##### Supplied records
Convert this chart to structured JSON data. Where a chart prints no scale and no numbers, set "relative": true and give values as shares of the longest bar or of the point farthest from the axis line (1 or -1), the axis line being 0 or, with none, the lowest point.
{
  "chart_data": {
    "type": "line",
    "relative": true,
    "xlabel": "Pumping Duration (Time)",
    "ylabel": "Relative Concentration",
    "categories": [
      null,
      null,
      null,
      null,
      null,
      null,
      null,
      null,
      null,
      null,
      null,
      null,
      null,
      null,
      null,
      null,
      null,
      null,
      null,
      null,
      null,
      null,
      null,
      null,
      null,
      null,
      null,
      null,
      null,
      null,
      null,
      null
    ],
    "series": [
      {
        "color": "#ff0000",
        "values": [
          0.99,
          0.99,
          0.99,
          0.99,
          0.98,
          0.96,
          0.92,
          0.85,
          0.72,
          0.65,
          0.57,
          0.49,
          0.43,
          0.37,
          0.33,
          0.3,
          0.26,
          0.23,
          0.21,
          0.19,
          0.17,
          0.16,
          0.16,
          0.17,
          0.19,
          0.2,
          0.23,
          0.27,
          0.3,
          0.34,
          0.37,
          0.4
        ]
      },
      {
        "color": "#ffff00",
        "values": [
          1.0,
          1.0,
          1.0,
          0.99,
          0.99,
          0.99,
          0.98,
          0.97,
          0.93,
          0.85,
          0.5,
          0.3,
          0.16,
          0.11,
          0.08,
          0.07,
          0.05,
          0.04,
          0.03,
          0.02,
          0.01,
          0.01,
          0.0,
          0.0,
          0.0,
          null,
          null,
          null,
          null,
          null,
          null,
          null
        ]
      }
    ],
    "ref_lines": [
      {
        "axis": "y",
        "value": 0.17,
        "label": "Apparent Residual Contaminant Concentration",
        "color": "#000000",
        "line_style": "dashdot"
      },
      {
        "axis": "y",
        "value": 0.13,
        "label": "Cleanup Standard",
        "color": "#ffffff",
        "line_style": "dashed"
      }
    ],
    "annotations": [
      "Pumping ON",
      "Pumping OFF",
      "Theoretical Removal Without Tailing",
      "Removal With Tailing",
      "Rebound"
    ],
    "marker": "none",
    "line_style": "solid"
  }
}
##########
### What is needed
Read the entries and select each line where the word "none" is found.

### Solved problem
Convert this chart to structured JSON data. Where a chart prints no scale and no numbers, set "relative": true and give values as shares of the longest bar or of the point farthest from the axis line (1 or -1), the axis line being 0 or, with none, the lowest point.
    "marker": "none",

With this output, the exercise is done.